-- START DATASET --

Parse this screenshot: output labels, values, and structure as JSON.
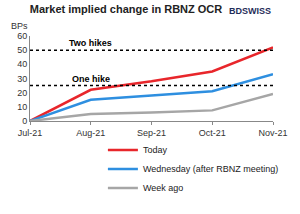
{
  "chart_data": {
    "type": "line",
    "title": "Market implied change in RBNZ OCR",
    "y_label": "BPs",
    "logo": "BDSWISS",
    "categories": [
      "Jul-21",
      "Aug-21",
      "Sep-21",
      "Oct-21",
      "Nov-21"
    ],
    "series": [
      {
        "name": "Today",
        "color": "#e8262b",
        "values": [
          0,
          22,
          28,
          35,
          52
        ]
      },
      {
        "name": "Wednesday (after RBNZ meeting)",
        "color": "#2e8fe0",
        "values": [
          0,
          15,
          18,
          21,
          33
        ]
      },
      {
        "name": "Week ago",
        "color": "#a6a6a6",
        "values": [
          0,
          5,
          6,
          7.5,
          19
        ]
      }
    ],
    "reference_lines": [
      {
        "value": 50,
        "label": "Two hikes",
        "line_style": "dotted"
      },
      {
        "value": 25,
        "label": "One hike",
        "line_style": "dotted"
      }
    ],
    "ylim": [
      0,
      60
    ],
    "yticks": [
      0,
      10,
      20,
      30,
      40,
      50,
      60
    ],
    "grid": false,
    "legend": "bottom"
  }
}
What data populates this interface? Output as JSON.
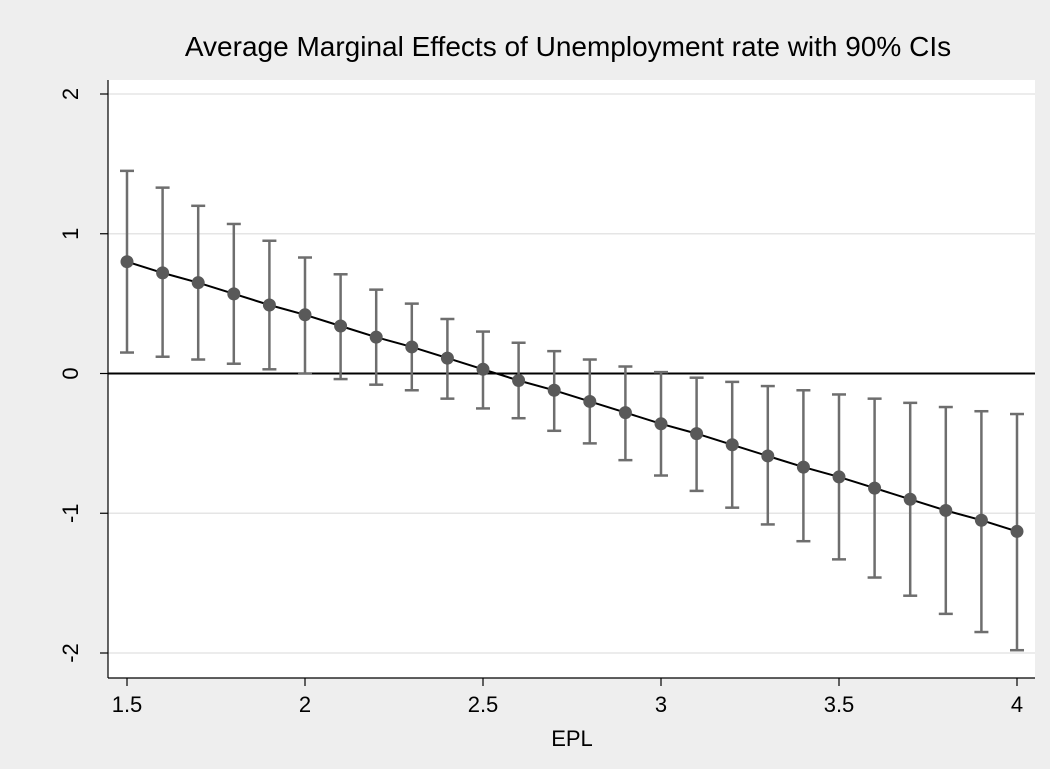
{
  "chart_data": {
    "type": "line",
    "title": "Average Marginal Effects of Unemployment rate with 90% CIs",
    "xlabel": "EPL",
    "ylabel": "",
    "xlim": [
      1.5,
      4
    ],
    "ylim": [
      -2,
      2
    ],
    "xticks": [
      "1.5",
      "2",
      "2.5",
      "3",
      "3.5",
      "4"
    ],
    "yticks": [
      "-2",
      "-1",
      "0",
      "1",
      "2"
    ],
    "grid": "horizontal",
    "reference_line_y": 0,
    "x": [
      1.5,
      1.6,
      1.7,
      1.8,
      1.9,
      2.0,
      2.1,
      2.2,
      2.3,
      2.4,
      2.5,
      2.6,
      2.7,
      2.8,
      2.9,
      3.0,
      3.1,
      3.2,
      3.3,
      3.4,
      3.5,
      3.6,
      3.7,
      3.8,
      3.9,
      4.0
    ],
    "series": [
      {
        "values": [
          0.8,
          0.72,
          0.65,
          0.57,
          0.49,
          0.42,
          0.34,
          0.26,
          0.19,
          0.11,
          0.03,
          -0.05,
          -0.12,
          -0.2,
          -0.28,
          -0.36,
          -0.43,
          -0.51,
          -0.59,
          -0.67,
          -0.74,
          -0.82,
          -0.9,
          -0.98,
          -1.05,
          -1.13
        ],
        "ci_lower": [
          0.15,
          0.12,
          0.1,
          0.07,
          0.03,
          0.0,
          -0.04,
          -0.08,
          -0.12,
          -0.18,
          -0.25,
          -0.32,
          -0.41,
          -0.5,
          -0.62,
          -0.73,
          -0.84,
          -0.96,
          -1.08,
          -1.2,
          -1.33,
          -1.46,
          -1.59,
          -1.72,
          -1.85,
          -1.98
        ],
        "ci_upper": [
          1.45,
          1.33,
          1.2,
          1.07,
          0.95,
          0.83,
          0.71,
          0.6,
          0.5,
          0.39,
          0.3,
          0.22,
          0.16,
          0.1,
          0.05,
          0.01,
          -0.03,
          -0.06,
          -0.09,
          -0.12,
          -0.15,
          -0.18,
          -0.21,
          -0.24,
          -0.27,
          -0.29
        ]
      }
    ],
    "colors": {
      "background": "#eeeeee",
      "plot_background": "#ffffff",
      "grid": "#e5e5e5",
      "marker": "#595959",
      "ci": "#6e6e6e",
      "line": "#000000"
    }
  }
}
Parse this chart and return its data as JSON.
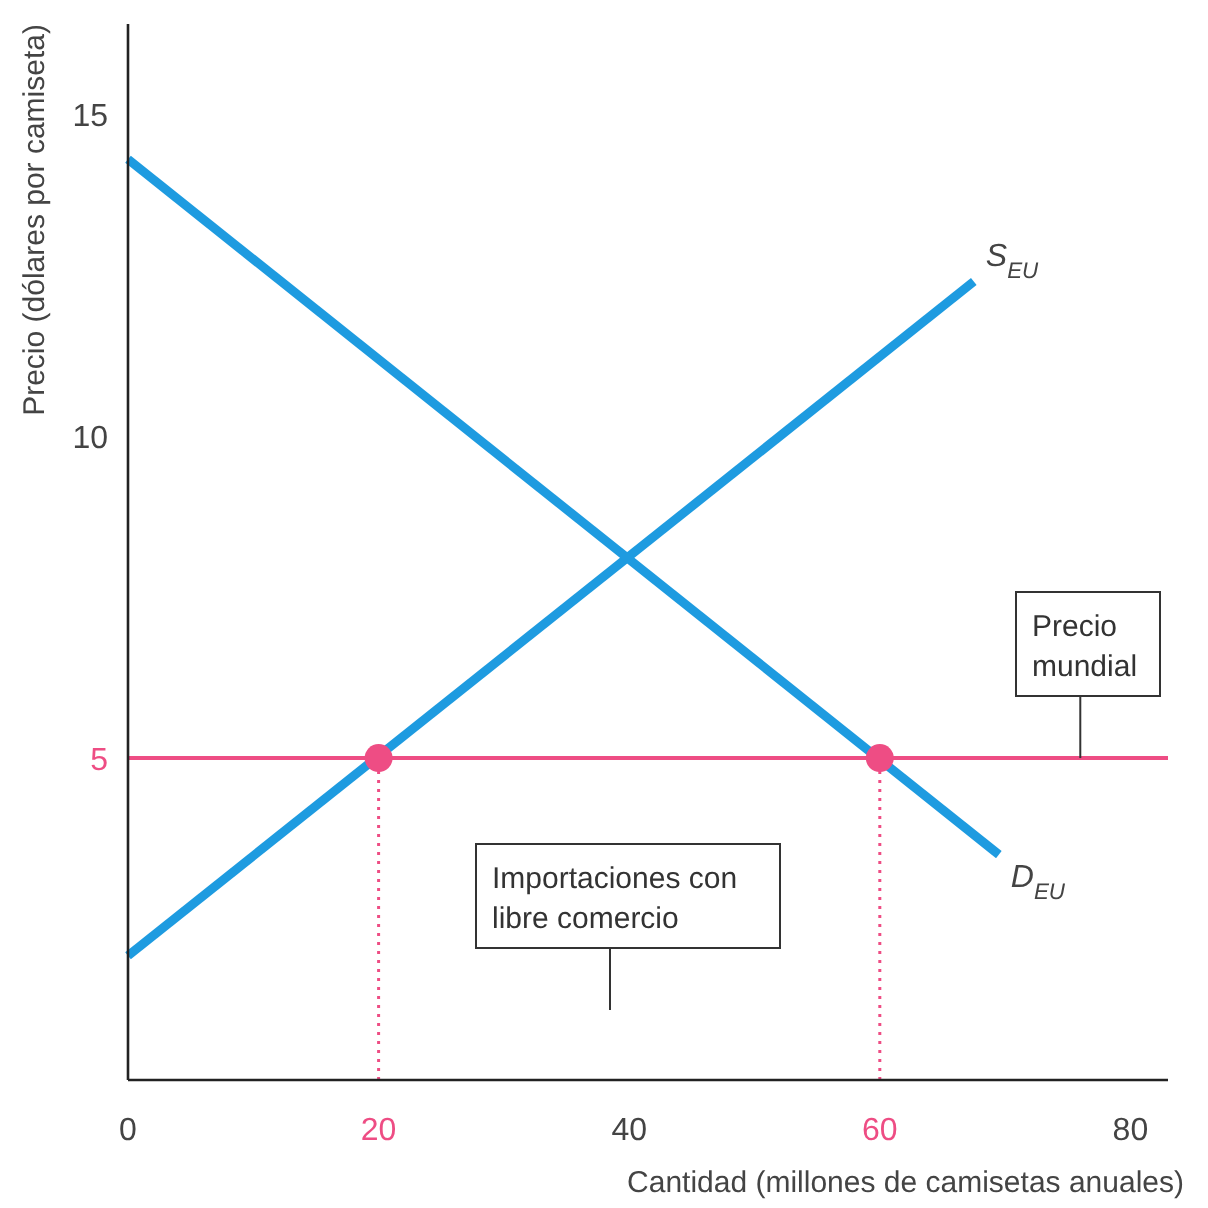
{
  "chart_data": {
    "type": "line",
    "xlabel": "Cantidad (millones de camisetas anuales)",
    "ylabel": "Precio (dólares por camiseta)",
    "xlim": [
      0,
      83
    ],
    "ylim": [
      0,
      16.4
    ],
    "xticks": [
      0,
      20,
      40,
      60,
      80
    ],
    "yticks": [
      5,
      10,
      15
    ],
    "series": [
      {
        "name": "S$_{EU}$",
        "color": "#1e9be0",
        "x": [
          0,
          67.5
        ],
        "values": [
          1.93,
          12.4
        ]
      },
      {
        "name": "D$_{EU}$",
        "color": "#1e9be0",
        "x": [
          0,
          69.5
        ],
        "values": [
          14.3,
          3.5
        ]
      },
      {
        "type": "scatter",
        "color": "#ee4d84",
        "x": [
          20,
          60
        ],
        "values": [
          5,
          5
        ]
      }
    ],
    "ref_lines": [
      {
        "axis": "y",
        "value": 5,
        "color": "#ee4d84",
        "line_style": "solid"
      },
      {
        "axis": "x",
        "value": 20,
        "color": "#ee4d84",
        "line_style": "dotted"
      },
      {
        "axis": "x",
        "value": 60,
        "color": "#ee4d84",
        "line_style": "dotted"
      }
    ],
    "annotations": [
      {
        "text": "Precio mundial",
        "x": 76,
        "y": 5
      },
      "Importaciones con libre comercio"
    ]
  }
}
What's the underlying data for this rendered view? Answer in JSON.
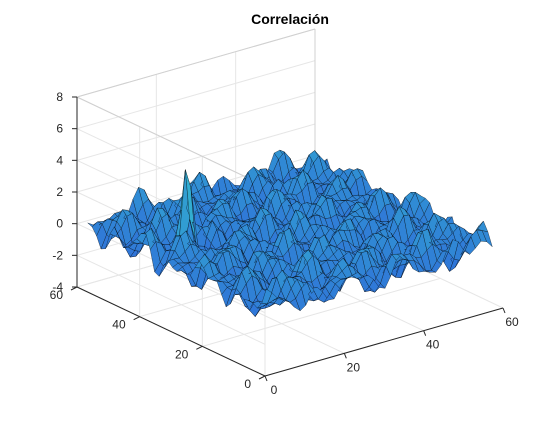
{
  "chart_data": {
    "type": "surface",
    "title": "Correlación",
    "xlabel": "",
    "ylabel": "",
    "zlabel": "",
    "x_ticks": [
      "0",
      "20",
      "40",
      "60"
    ],
    "y_ticks": [
      "0",
      "20",
      "40",
      "60"
    ],
    "z_ticks": [
      "-4",
      "-2",
      "0",
      "2",
      "4",
      "6",
      "8"
    ],
    "xlim": [
      0,
      60
    ],
    "ylim": [
      0,
      60
    ],
    "zlim": [
      -4,
      8
    ],
    "grid": true,
    "grid_size": [
      41,
      41
    ],
    "peak": {
      "x": 12,
      "y": 40,
      "z": 6.2
    },
    "trough": {
      "x": 14,
      "y": 38,
      "z": -3.8
    },
    "background_range_z": [
      -1.5,
      1.5
    ],
    "colormap": "winter/cool blue",
    "colors": {
      "surface_low": "#2f6fd9",
      "surface_high": "#34d9c9",
      "edge": "#000000",
      "axis": "#262626",
      "grid": "#e6e6e6"
    }
  }
}
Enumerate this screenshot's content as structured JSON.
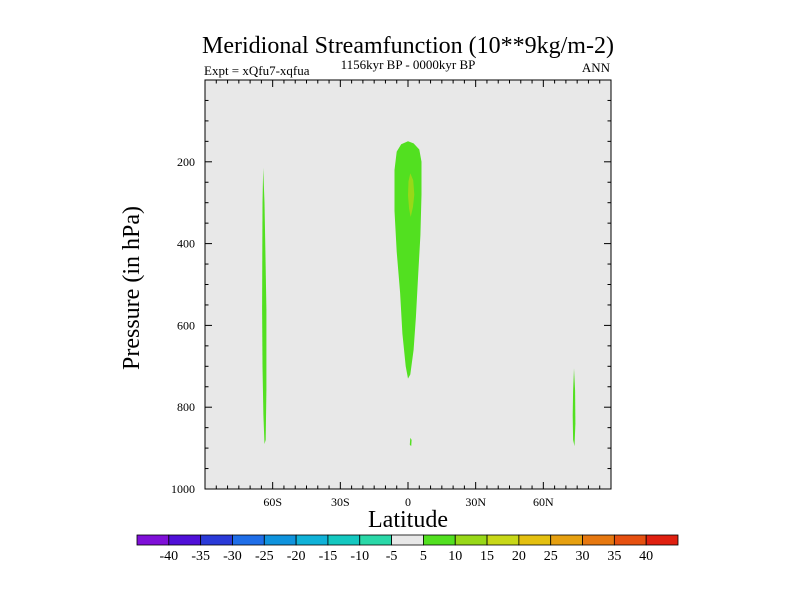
{
  "chart_data": {
    "type": "contour",
    "title": "Meridional Streamfunction (10**9kg/m-2)",
    "experiment_label": "Expt = xQfu7-xqfua",
    "subtitle": "1156kyr BP - 0000kyr BP",
    "season": "ANN",
    "xlabel": "Latitude",
    "ylabel": "Pressure (in hPa)",
    "xlim": [
      -90,
      90
    ],
    "ylim": [
      0,
      1000
    ],
    "y_inverted": true,
    "x_ticks": [
      {
        "value": -60,
        "label": "60S"
      },
      {
        "value": -30,
        "label": "30S"
      },
      {
        "value": 0,
        "label": "0"
      },
      {
        "value": 30,
        "label": "30N"
      },
      {
        "value": 60,
        "label": "60N"
      }
    ],
    "y_ticks": [
      {
        "value": 200,
        "label": "200"
      },
      {
        "value": 400,
        "label": "400"
      },
      {
        "value": 600,
        "label": "600"
      },
      {
        "value": 800,
        "label": "800"
      },
      {
        "value": 1000,
        "label": "1000"
      }
    ],
    "background_value_range": [
      -5,
      5
    ],
    "regions": [
      {
        "name": "equatorial-cell-5-10",
        "level": "5 to 10",
        "polygon": [
          [
            0,
            150
          ],
          [
            2.5,
            155
          ],
          [
            5,
            170
          ],
          [
            6,
            200
          ],
          [
            6,
            280
          ],
          [
            5.5,
            380
          ],
          [
            4.5,
            480
          ],
          [
            3.5,
            580
          ],
          [
            2.5,
            660
          ],
          [
            1,
            720
          ],
          [
            0,
            730
          ],
          [
            -1,
            700
          ],
          [
            -2.5,
            620
          ],
          [
            -3.5,
            520
          ],
          [
            -5,
            420
          ],
          [
            -6,
            320
          ],
          [
            -6,
            220
          ],
          [
            -5,
            175
          ],
          [
            -3,
            157
          ]
        ]
      },
      {
        "name": "equatorial-core-10-15",
        "level": "10 to 15",
        "polygon": [
          [
            1,
            228
          ],
          [
            2.3,
            245
          ],
          [
            2.8,
            280
          ],
          [
            2.2,
            310
          ],
          [
            1.2,
            335
          ],
          [
            0.5,
            315
          ],
          [
            0,
            282
          ],
          [
            0.2,
            248
          ]
        ]
      },
      {
        "name": "southern-band-5-10",
        "level": "5 to 10",
        "polygon": [
          [
            -64.2,
            215
          ],
          [
            -63.6,
            300
          ],
          [
            -63.2,
            420
          ],
          [
            -62.8,
            560
          ],
          [
            -62.8,
            760
          ],
          [
            -63.1,
            880
          ],
          [
            -63.6,
            890
          ],
          [
            -64.1,
            820
          ],
          [
            -64.5,
            700
          ],
          [
            -64.7,
            560
          ],
          [
            -64.6,
            420
          ],
          [
            -64.5,
            300
          ]
        ]
      },
      {
        "name": "northern-band-5-10",
        "level": "5 to 10",
        "polygon": [
          [
            73.6,
            705
          ],
          [
            74.1,
            760
          ],
          [
            74.2,
            840
          ],
          [
            73.8,
            895
          ],
          [
            73.2,
            880
          ],
          [
            73,
            820
          ],
          [
            73.2,
            760
          ]
        ]
      },
      {
        "name": "equatorial-speck-5-10",
        "level": "5 to 10",
        "polygon": [
          [
            1,
            875
          ],
          [
            1.6,
            880
          ],
          [
            1.4,
            895
          ],
          [
            0.8,
            892
          ]
        ]
      }
    ],
    "colorbar": {
      "labels": [
        "-40",
        "-35",
        "-30",
        "-25",
        "-20",
        "-15",
        "-10",
        "-5",
        "5",
        "10",
        "15",
        "20",
        "25",
        "30",
        "35",
        "40"
      ],
      "colors": [
        "#7f10d8",
        "#5010d8",
        "#2a3ad8",
        "#1f6ee8",
        "#0f93dd",
        "#10b2d8",
        "#14c8c0",
        "#2ad8a8",
        "#e8e8e8",
        "#52e020",
        "#98d818",
        "#c8d818",
        "#e4c010",
        "#e6a010",
        "#e67810",
        "#e65010",
        "#e02010"
      ]
    }
  }
}
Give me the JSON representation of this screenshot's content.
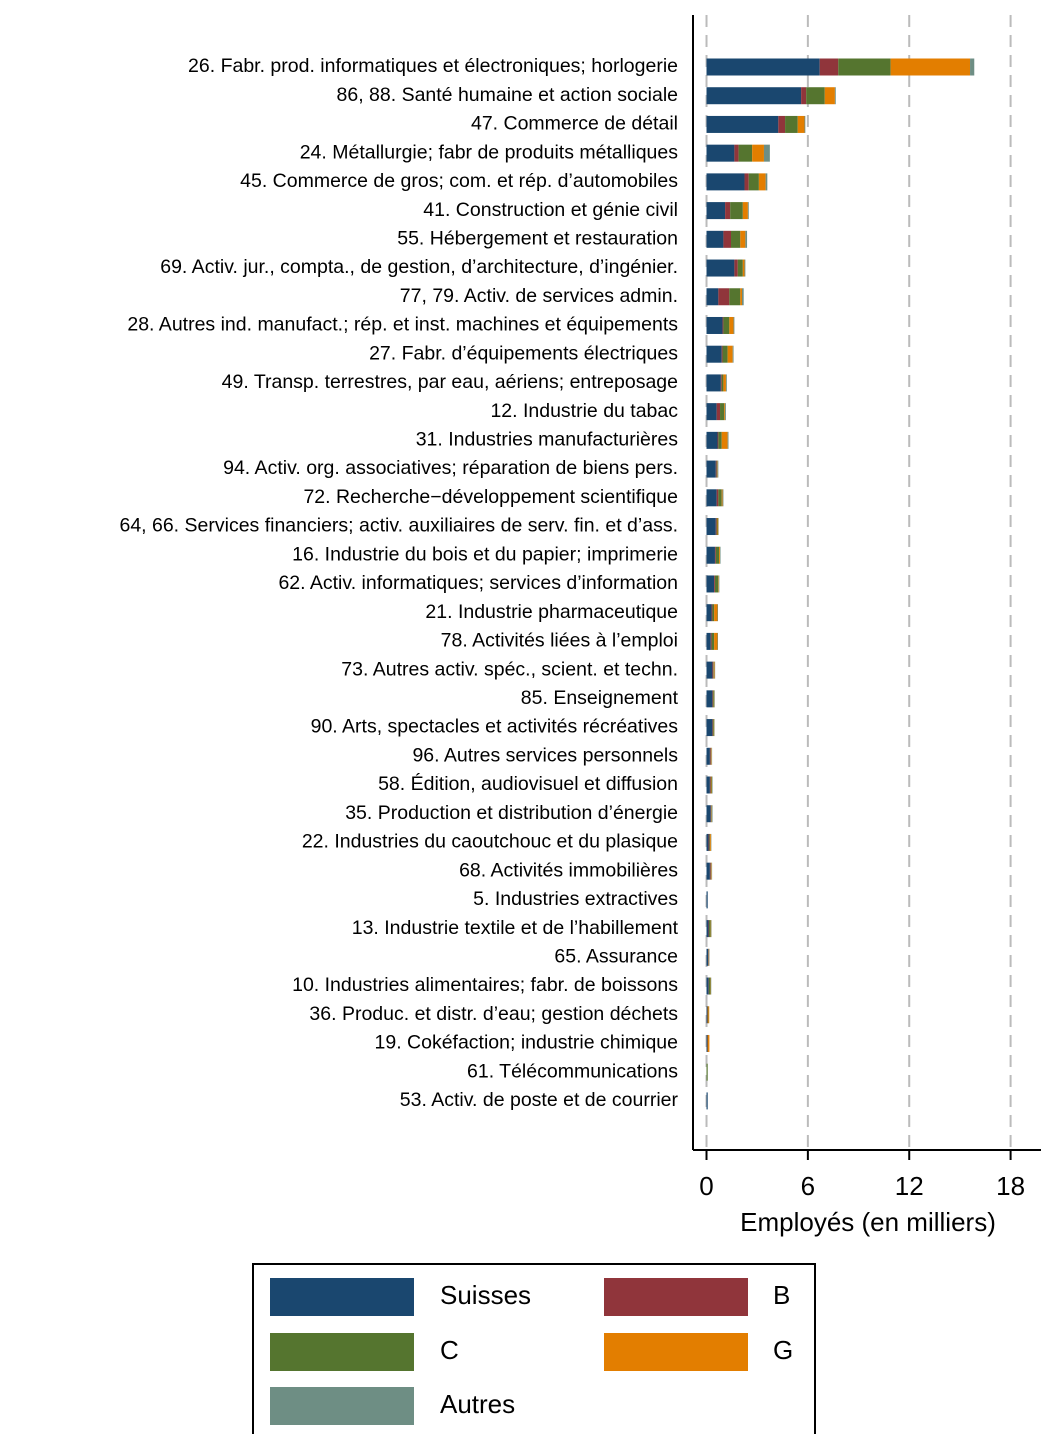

-- END DATASET --

= INSTRUCTIONS FOR THE TASK =
Only lines holding the string "Precio" are wanted; gather each one from the entries above.

= WORKED SOLUTION =
    "ylabel": "Precio (dólares por camiseta)",
        "text": "Precio mundial",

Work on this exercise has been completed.